▸ Task statement
Show all lines holding the string "name".

▸ Rows from a figure dataset
****************
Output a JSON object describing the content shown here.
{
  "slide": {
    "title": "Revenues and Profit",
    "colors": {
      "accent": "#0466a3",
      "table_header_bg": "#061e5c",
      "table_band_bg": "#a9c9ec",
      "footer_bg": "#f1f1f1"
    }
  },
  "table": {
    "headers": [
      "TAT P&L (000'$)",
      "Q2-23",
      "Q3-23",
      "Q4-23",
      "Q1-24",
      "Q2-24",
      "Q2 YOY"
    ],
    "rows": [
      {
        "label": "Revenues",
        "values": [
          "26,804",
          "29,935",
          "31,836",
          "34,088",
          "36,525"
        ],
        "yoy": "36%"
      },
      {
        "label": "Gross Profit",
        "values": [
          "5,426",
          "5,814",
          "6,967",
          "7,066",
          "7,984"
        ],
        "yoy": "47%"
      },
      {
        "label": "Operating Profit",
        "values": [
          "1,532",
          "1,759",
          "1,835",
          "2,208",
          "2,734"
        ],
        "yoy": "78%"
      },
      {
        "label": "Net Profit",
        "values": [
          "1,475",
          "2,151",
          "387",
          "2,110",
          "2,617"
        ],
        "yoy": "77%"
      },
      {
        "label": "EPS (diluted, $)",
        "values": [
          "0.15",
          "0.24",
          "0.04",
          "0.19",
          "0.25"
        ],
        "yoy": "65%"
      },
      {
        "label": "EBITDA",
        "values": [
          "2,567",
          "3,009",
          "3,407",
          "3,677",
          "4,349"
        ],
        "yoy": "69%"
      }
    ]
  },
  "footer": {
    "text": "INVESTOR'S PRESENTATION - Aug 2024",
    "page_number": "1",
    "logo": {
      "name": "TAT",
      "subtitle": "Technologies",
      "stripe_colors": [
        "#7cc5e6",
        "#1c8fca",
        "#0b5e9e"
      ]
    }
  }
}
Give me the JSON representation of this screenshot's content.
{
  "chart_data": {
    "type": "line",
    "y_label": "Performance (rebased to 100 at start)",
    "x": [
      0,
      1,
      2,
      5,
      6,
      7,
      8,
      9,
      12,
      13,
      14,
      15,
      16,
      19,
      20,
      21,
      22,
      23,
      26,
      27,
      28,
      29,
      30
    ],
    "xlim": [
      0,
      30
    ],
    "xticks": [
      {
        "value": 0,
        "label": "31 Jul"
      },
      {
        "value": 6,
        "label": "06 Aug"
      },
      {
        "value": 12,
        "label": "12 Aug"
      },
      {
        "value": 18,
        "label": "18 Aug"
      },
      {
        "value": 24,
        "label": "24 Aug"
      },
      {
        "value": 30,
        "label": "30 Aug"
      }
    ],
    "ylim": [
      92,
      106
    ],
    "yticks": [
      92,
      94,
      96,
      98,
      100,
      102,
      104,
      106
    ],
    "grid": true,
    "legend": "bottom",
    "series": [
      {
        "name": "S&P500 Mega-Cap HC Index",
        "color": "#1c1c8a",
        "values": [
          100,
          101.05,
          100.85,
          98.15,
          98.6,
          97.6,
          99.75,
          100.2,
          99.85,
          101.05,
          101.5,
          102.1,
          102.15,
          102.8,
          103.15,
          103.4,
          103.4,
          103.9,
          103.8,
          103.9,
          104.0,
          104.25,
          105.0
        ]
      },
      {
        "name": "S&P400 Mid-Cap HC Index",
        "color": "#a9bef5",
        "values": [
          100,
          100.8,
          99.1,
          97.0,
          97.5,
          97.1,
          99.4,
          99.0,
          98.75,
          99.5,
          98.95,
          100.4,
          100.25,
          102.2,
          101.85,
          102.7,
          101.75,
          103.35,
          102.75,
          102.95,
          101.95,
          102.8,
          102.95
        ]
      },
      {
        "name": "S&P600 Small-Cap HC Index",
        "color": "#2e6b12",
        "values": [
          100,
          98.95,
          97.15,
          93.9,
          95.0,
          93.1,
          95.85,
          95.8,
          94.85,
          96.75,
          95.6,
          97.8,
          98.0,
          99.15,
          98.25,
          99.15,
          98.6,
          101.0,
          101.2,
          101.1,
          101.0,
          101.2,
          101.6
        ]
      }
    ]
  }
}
****************
▸ Result of this task
      "name": "TAT",
        "name": "S&P500 Mega-Cap HC Index",
        "name": "S&P400 Mid-Cap HC Index",
        "name": "S&P600 Small-Cap HC Index",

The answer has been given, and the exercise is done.